----- Texte à lire

Marches contre le 5e mandat : la capitale sous très haute surveillance

A quelques heures du début des manifestations annoncées aujourd'hui 01 mars dans tout le territoire national, un impressionnant dispositif sécuritaire est déployé devant la présidence de la république et dans le centre de la capitale. Alger est sous très haute surveillance.

Crédit photo : DR | Photo des agents de l'unité BRI

A quelques heures du début des manifestations annoncées pour aujourd’hui 01 mars dans tout le territoire national, un impressionnant dispositif sécuritaire est déployé devant la présidence de la république et dans le centre de la capitale. Alger est sous très haute surveillance.

 

« Des renforts commençaient à arriver dans la capitale juste après la manifestation du vendredi 22 février. C’est l’alerte maximale » nous confie une source sécuritaire auprès de la DGSN, qui ajoute que « certains éléments, notamment des renseignement généraux ne sont pas rentrés chez eux depuis une semaine ». Les services de sécurité craignent qu’il y’ait « une manipulation des foules, ou bien une infiltration et des actes terroristes, d’ailleurs, l’unité du BRI n’a jamais été en alerte comme cette fois-ci » conclut notre source.

Ce matin, la présidence de la république est sous très haute surveillance. Dès le matin, Des éléments du Groupement des opérations spéciales de la police (GOSP) sont positionnés devant le palais à El Mouradia. Des engins anti-émeutes sont stationnés aussi sur tout le chemin qui mène depuis Alger centre vers la présidence de la république. Plusieurs institutions étatiques sont également sous très haute surveillance.

En plus des autres véhicules et unité déployées dans le centre de la capitale, des hélicoptères survolent la capitale dès la matinée.

----------
----- Données

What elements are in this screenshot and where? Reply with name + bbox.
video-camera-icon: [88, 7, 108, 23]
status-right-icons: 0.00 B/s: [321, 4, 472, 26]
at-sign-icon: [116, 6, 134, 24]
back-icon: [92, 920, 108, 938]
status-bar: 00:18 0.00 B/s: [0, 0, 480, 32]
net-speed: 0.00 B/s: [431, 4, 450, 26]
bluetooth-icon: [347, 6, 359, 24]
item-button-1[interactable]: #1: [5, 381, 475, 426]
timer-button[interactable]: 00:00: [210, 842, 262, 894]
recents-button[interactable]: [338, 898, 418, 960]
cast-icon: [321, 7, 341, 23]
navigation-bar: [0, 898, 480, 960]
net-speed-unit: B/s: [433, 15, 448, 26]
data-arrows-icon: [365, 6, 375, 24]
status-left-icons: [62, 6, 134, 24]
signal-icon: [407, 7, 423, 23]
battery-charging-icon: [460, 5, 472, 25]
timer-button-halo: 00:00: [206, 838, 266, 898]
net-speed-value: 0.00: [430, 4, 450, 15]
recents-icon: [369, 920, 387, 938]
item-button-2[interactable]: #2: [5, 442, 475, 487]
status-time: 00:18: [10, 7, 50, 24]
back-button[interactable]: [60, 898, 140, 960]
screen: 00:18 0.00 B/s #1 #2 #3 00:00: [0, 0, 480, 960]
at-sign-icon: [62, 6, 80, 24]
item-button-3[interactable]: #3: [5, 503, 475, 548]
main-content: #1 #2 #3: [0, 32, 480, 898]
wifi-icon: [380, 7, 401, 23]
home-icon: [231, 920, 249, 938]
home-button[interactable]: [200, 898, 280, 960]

----------

Exercice: Dans le texte à lire, qui se trouve devant le palais à El Mouradia dès le matin ?

Réponse: Des éléments du Groupement des opérations spéciales de la police (GOSP).